→ DO THIS
Make an exact copy of the records, with the images left out.

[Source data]
************

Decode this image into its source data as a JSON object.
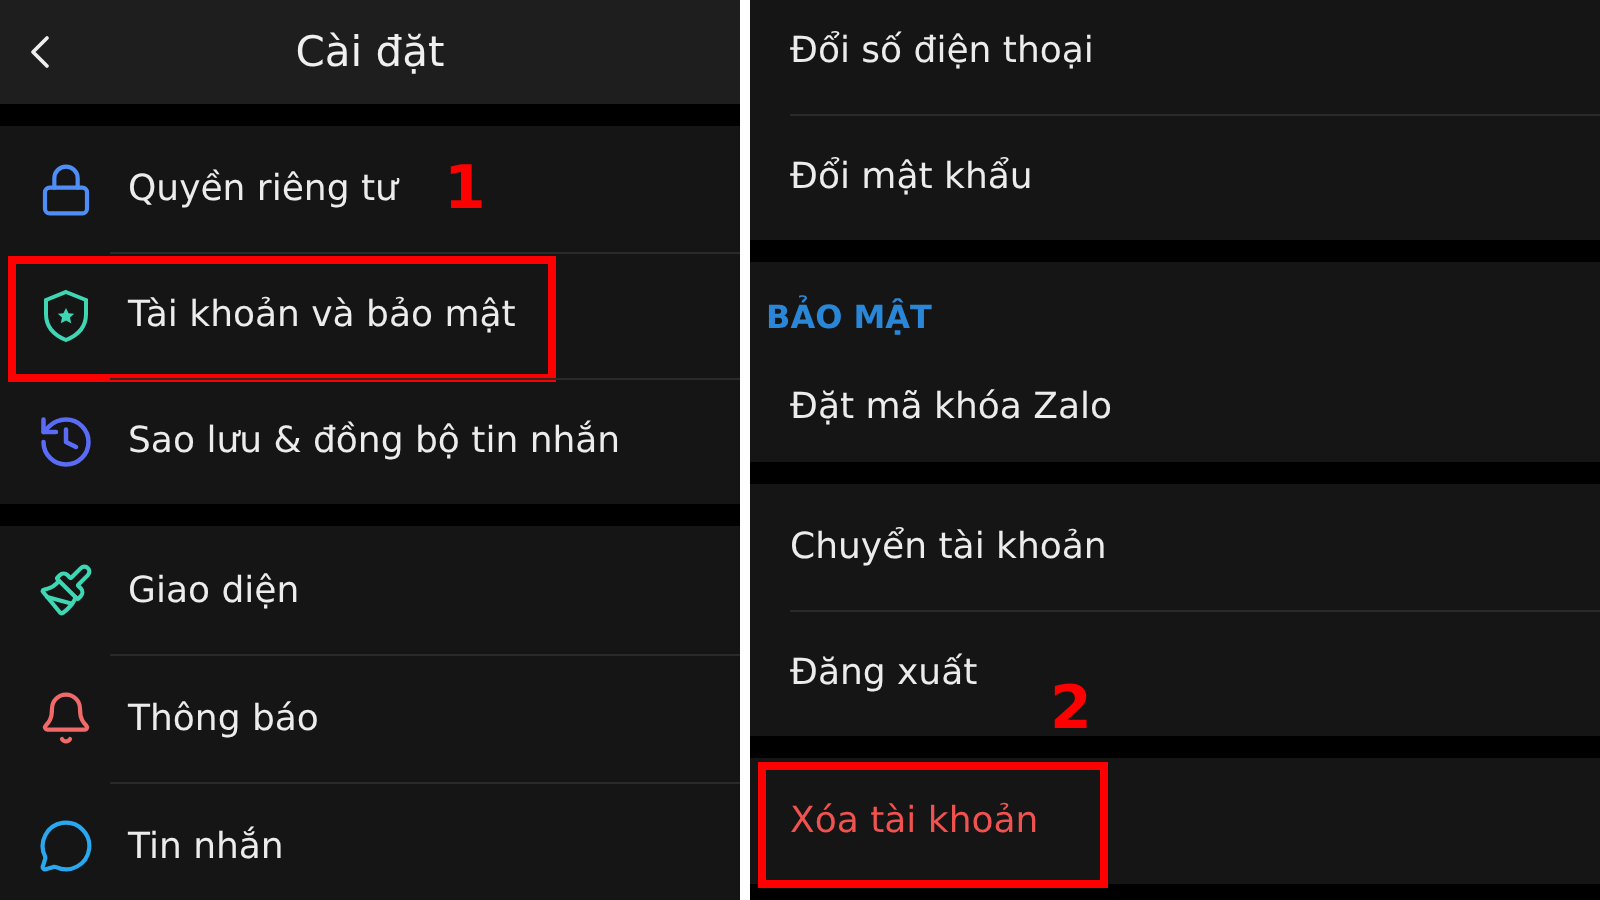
{
  "left_screen": {
    "title": "Cài đặt",
    "groups": [
      {
        "items": [
          {
            "label": "Quyền riêng tư",
            "highlighted": false,
            "marker": "1"
          },
          {
            "label": "Tài khoản và bảo mật",
            "highlighted": true
          },
          {
            "label": "Sao lưu & đồng bộ tin nhắn",
            "highlighted": false
          }
        ]
      },
      {
        "items": [
          {
            "label": "Giao diện",
            "highlighted": false
          },
          {
            "label": "Thông báo",
            "highlighted": false
          },
          {
            "label": "Tin nhắn",
            "highlighted": false
          }
        ]
      }
    ]
  },
  "right_screen": {
    "groups": [
      {
        "items": [
          {
            "label": "Đổi số điện thoại",
            "kind": "normal",
            "highlighted": false
          },
          {
            "label": "Đổi mật khẩu",
            "kind": "normal",
            "highlighted": false
          }
        ]
      },
      {
        "title": "BẢO MẬT",
        "items": [
          {
            "label": "Đặt mã khóa Zalo",
            "kind": "normal",
            "highlighted": false
          }
        ]
      },
      {
        "items": [
          {
            "label": "Chuyển tài khoản",
            "kind": "normal",
            "highlighted": false
          },
          {
            "label": "Đăng xuất",
            "kind": "normal",
            "highlighted": false,
            "marker": "2"
          }
        ]
      },
      {
        "items": [
          {
            "label": "Xóa tài khoản",
            "kind": "danger",
            "highlighted": true
          }
        ]
      }
    ]
  }
}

************

→ CORRECT RESPONSE
Decode this image into its source data as a JSON object.
{
  "left_screen": {
    "title": "Cài đặt",
    "groups": [
      {
        "items": [
          {
            "label": "Quyền riêng tư",
            "highlighted": false,
            "marker": "1"
          },
          {
            "label": "Tài khoản và bảo mật",
            "highlighted": true
          },
          {
            "label": "Sao lưu & đồng bộ tin nhắn",
            "highlighted": false
          }
        ]
      },
      {
        "items": [
          {
            "label": "Giao diện",
            "highlighted": false
          },
          {
            "label": "Thông báo",
            "highlighted": false
          },
          {
            "label": "Tin nhắn",
            "highlighted": false
          }
        ]
      }
    ]
  },
  "right_screen": {
    "groups": [
      {
        "items": [
          {
            "label": "Đổi số điện thoại",
            "kind": "normal",
            "highlighted": false
          },
          {
            "label": "Đổi mật khẩu",
            "kind": "normal",
            "highlighted": false
          }
        ]
      },
      {
        "title": "BẢO MẬT",
        "items": [
          {
            "label": "Đặt mã khóa Zalo",
            "kind": "normal",
            "highlighted": false
          }
        ]
      },
      {
        "items": [
          {
            "label": "Chuyển tài khoản",
            "kind": "normal",
            "highlighted": false
          },
          {
            "label": "Đăng xuất",
            "kind": "normal",
            "highlighted": false,
            "marker": "2"
          }
        ]
      },
      {
        "items": [
          {
            "label": "Xóa tài khoản",
            "kind": "danger",
            "highlighted": true
          }
        ]
      }
    ]
  }
}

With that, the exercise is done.